§ **DIRECTIONS FOR THIS TASK**
Reproduce word for word the entries from the very first line down through the line containing "chevron-down-icon [420,166,440,178]", including both of those lines.

§ **TASK MATERIAL**
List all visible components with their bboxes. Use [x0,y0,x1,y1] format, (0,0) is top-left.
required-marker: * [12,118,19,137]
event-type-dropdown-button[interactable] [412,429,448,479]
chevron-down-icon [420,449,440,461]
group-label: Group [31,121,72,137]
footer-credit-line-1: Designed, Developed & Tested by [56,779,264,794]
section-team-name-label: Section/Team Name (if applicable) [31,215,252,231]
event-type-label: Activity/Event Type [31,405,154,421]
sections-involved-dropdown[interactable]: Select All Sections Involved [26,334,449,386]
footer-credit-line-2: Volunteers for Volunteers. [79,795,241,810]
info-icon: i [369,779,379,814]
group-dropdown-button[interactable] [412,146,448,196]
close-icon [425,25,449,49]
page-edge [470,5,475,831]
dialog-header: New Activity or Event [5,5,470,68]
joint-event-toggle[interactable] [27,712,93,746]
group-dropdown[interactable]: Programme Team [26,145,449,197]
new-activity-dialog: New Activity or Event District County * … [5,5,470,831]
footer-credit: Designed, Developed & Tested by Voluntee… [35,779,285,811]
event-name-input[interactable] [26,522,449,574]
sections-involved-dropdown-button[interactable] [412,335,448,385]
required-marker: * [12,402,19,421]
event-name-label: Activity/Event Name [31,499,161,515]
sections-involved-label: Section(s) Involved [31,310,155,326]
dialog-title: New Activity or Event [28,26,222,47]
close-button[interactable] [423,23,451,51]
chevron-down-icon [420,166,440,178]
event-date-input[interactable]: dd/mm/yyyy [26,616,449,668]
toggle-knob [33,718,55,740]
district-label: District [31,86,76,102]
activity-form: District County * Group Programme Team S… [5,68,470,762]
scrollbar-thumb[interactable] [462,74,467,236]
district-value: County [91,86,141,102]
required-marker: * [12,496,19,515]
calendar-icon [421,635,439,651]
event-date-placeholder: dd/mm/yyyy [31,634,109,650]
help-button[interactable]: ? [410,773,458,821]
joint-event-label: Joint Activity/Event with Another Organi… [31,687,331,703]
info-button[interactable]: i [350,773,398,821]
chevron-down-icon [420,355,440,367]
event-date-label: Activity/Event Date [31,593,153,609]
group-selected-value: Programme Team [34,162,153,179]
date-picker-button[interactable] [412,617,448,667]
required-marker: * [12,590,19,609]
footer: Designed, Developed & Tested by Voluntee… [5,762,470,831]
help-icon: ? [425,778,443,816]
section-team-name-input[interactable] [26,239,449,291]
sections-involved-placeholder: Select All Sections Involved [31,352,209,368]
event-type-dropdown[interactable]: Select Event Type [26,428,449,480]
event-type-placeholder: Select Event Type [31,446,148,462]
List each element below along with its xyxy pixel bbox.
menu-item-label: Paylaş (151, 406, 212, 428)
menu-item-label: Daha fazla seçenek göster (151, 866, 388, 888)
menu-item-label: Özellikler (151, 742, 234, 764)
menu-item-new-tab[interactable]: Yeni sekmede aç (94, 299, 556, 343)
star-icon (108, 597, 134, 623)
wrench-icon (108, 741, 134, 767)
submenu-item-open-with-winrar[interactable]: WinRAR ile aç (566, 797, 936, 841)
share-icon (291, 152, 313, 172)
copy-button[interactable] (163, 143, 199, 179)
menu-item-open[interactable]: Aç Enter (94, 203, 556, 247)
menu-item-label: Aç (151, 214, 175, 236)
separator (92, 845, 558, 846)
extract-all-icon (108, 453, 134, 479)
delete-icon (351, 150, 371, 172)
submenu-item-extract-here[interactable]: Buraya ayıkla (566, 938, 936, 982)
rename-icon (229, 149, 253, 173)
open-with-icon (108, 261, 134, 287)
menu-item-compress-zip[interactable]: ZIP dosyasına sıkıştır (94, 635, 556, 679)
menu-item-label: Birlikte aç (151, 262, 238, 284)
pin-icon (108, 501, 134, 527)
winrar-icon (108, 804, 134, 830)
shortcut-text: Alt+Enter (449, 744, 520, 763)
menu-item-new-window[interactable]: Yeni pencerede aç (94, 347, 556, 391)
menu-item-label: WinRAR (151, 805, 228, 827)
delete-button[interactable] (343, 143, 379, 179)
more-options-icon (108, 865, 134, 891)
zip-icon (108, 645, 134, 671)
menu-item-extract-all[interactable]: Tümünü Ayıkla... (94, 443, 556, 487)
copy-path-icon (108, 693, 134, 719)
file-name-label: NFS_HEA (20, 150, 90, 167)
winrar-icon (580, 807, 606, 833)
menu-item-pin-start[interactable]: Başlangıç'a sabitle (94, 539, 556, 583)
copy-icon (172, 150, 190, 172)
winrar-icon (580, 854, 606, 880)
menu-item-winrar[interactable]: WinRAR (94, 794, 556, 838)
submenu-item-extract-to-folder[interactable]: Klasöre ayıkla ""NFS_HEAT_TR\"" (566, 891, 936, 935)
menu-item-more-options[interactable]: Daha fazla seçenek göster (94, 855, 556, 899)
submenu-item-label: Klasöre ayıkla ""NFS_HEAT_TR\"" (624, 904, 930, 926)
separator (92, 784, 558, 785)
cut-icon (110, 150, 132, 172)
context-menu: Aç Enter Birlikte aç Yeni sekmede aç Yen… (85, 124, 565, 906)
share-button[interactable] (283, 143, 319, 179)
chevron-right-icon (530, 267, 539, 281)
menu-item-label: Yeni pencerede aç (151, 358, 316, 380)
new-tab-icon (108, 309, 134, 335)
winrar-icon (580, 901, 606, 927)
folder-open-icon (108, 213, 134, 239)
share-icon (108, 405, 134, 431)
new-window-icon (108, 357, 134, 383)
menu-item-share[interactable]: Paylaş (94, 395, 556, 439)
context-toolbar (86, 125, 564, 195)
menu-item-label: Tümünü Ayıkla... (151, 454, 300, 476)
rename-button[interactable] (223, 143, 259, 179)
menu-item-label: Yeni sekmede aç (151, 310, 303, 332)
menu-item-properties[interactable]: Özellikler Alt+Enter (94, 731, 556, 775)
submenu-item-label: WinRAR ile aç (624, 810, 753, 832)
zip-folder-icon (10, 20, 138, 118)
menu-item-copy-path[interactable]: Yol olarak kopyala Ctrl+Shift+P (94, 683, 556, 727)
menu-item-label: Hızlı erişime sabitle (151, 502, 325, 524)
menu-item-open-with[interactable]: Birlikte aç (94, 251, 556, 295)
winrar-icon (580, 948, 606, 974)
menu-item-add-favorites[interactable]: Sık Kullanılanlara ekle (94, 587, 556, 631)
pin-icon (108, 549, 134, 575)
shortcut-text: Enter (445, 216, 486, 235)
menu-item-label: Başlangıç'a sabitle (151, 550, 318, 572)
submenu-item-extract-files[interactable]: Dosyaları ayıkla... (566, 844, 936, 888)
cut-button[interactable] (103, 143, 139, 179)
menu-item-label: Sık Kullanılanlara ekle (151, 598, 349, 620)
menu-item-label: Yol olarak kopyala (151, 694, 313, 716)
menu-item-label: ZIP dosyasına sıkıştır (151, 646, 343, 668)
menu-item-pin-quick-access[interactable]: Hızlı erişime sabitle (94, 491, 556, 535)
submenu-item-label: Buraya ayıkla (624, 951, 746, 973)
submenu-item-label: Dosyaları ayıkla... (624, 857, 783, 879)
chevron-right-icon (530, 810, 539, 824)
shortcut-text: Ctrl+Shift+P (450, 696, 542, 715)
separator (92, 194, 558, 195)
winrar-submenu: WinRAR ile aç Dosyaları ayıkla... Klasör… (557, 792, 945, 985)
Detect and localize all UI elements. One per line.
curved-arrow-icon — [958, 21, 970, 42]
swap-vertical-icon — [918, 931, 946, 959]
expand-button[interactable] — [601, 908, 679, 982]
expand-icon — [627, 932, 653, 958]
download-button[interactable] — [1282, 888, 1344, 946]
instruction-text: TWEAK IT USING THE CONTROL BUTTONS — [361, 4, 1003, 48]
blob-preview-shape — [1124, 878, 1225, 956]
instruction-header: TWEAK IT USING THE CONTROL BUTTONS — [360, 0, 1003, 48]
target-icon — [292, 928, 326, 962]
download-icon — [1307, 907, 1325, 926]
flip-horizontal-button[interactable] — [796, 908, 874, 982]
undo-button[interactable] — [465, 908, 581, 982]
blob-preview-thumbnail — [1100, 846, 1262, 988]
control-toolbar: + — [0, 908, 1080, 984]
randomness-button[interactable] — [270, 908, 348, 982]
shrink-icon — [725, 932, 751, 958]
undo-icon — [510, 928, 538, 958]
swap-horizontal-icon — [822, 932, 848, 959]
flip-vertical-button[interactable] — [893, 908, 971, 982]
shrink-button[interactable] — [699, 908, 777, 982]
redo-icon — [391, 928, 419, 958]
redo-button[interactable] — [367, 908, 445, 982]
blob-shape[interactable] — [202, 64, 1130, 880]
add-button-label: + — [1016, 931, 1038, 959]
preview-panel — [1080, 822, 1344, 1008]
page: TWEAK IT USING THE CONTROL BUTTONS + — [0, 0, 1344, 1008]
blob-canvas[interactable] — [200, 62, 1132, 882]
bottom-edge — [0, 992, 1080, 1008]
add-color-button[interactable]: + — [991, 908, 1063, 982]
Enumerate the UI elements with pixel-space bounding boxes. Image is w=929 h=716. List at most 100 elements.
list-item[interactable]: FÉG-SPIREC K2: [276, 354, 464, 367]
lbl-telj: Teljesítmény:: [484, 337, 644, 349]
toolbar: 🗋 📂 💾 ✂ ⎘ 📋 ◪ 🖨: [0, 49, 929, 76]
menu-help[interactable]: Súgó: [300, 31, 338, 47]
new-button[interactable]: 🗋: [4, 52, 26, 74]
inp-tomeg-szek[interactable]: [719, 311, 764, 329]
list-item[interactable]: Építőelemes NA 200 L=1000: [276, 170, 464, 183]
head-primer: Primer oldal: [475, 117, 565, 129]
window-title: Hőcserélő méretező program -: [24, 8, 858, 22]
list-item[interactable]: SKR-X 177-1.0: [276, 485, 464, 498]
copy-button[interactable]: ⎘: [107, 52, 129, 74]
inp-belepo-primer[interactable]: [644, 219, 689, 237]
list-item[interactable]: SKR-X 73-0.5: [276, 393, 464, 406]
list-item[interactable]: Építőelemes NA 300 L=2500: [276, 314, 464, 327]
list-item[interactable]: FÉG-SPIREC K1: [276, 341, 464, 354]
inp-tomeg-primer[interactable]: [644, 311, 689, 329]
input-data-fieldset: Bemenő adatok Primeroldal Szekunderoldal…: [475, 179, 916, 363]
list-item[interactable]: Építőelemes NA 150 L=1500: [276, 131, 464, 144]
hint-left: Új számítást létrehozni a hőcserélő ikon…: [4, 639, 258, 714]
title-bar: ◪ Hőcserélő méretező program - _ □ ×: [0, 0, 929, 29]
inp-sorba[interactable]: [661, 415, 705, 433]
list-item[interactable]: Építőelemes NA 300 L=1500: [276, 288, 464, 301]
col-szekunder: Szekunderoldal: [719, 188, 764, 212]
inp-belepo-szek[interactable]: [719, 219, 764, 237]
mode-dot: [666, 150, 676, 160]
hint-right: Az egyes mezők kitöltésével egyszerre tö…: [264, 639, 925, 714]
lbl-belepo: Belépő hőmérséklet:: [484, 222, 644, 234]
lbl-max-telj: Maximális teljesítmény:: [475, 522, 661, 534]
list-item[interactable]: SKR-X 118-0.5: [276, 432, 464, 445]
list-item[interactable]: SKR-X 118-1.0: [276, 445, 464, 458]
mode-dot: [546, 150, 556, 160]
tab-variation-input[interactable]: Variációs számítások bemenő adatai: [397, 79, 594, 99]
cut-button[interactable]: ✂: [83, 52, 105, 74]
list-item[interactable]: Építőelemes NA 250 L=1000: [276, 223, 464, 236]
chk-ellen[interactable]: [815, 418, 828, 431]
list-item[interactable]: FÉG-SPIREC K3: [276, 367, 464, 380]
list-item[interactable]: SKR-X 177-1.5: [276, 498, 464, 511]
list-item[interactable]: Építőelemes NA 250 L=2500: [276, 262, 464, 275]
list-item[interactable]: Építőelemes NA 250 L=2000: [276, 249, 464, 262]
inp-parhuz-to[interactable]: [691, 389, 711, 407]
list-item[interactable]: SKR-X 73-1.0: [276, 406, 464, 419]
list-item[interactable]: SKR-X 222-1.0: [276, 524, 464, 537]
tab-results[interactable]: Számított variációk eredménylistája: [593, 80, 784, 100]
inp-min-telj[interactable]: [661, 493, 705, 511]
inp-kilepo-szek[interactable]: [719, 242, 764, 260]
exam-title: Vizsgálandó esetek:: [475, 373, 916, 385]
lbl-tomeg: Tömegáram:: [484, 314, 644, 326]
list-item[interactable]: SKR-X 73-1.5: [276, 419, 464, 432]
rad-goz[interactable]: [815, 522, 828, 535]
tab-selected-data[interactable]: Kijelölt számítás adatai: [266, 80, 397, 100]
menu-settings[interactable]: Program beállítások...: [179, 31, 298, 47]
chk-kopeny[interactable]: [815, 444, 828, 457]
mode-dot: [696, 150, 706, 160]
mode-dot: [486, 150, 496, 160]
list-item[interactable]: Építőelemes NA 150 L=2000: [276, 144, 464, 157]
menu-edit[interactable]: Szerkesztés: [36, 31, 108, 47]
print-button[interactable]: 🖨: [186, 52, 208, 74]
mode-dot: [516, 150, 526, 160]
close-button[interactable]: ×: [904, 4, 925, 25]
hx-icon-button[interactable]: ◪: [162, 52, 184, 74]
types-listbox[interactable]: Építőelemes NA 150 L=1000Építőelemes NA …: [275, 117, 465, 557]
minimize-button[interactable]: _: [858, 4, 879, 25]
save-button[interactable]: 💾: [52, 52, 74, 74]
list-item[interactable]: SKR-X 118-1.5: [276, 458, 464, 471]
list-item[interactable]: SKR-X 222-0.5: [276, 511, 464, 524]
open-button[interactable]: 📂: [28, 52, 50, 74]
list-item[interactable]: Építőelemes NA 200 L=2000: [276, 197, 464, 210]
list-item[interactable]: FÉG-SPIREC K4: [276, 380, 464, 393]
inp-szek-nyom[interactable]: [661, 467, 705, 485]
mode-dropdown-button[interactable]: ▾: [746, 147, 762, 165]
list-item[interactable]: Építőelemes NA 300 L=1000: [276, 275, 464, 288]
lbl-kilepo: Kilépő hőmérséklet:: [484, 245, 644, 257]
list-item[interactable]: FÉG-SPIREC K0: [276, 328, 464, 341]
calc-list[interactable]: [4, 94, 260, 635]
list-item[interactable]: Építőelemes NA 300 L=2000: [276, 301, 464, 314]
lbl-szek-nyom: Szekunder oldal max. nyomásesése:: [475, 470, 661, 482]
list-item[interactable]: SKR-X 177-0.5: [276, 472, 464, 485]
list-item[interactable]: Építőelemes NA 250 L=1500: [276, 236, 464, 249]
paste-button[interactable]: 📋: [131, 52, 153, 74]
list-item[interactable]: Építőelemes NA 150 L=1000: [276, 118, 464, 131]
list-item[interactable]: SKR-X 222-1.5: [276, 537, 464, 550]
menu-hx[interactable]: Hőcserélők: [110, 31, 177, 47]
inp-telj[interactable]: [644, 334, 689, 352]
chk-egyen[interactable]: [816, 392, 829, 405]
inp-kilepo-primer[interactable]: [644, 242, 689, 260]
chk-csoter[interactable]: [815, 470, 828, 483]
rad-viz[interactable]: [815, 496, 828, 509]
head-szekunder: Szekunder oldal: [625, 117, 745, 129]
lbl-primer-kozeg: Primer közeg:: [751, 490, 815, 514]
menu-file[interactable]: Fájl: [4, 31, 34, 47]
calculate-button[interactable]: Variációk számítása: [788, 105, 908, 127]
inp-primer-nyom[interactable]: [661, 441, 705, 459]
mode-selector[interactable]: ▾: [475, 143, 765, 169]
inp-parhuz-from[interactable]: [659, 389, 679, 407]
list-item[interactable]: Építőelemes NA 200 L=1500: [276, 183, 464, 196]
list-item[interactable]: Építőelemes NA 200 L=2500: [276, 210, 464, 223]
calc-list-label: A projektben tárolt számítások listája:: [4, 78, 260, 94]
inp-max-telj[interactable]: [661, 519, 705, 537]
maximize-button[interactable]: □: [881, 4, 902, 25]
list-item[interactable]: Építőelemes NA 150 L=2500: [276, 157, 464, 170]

§ **ANSWER TO THE TASK**
List all visible components with their bboxes. Use [x0,y0,x1,y1] format, (0,0) is top-left.
required-marker: * [12,118,19,137]
event-type-dropdown-button[interactable] [412,429,448,479]
chevron-down-icon [420,449,440,461]
group-label: Group [31,121,72,137]
footer-credit-line-1: Designed, Developed & Tested by [56,779,264,794]
section-team-name-label: Section/Team Name (if applicable) [31,215,252,231]
event-type-label: Activity/Event Type [31,405,154,421]
sections-involved-dropdown[interactable]: Select All Sections Involved [26,334,449,386]
footer-credit-line-2: Volunteers for Volunteers. [79,795,241,810]
info-icon: i [369,779,379,814]
group-dropdown-button[interactable] [412,146,448,196]
close-icon [425,25,449,49]
page-edge [470,5,475,831]
dialog-header: New Activity or Event [5,5,470,68]
joint-event-toggle[interactable] [27,712,93,746]
group-dropdown[interactable]: Programme Team [26,145,449,197]
new-activity-dialog: New Activity or Event District County * … [5,5,470,831]
footer-credit: Designed, Developed & Tested by Voluntee… [35,779,285,811]
event-name-input[interactable] [26,522,449,574]
sections-involved-dropdown-button[interactable] [412,335,448,385]
required-marker: * [12,402,19,421]
event-name-label: Activity/Event Name [31,499,161,515]
sections-involved-label: Section(s) Involved [31,310,155,326]
dialog-title: New Activity or Event [28,26,222,47]
close-button[interactable] [423,23,451,51]
chevron-down-icon [420,166,440,178]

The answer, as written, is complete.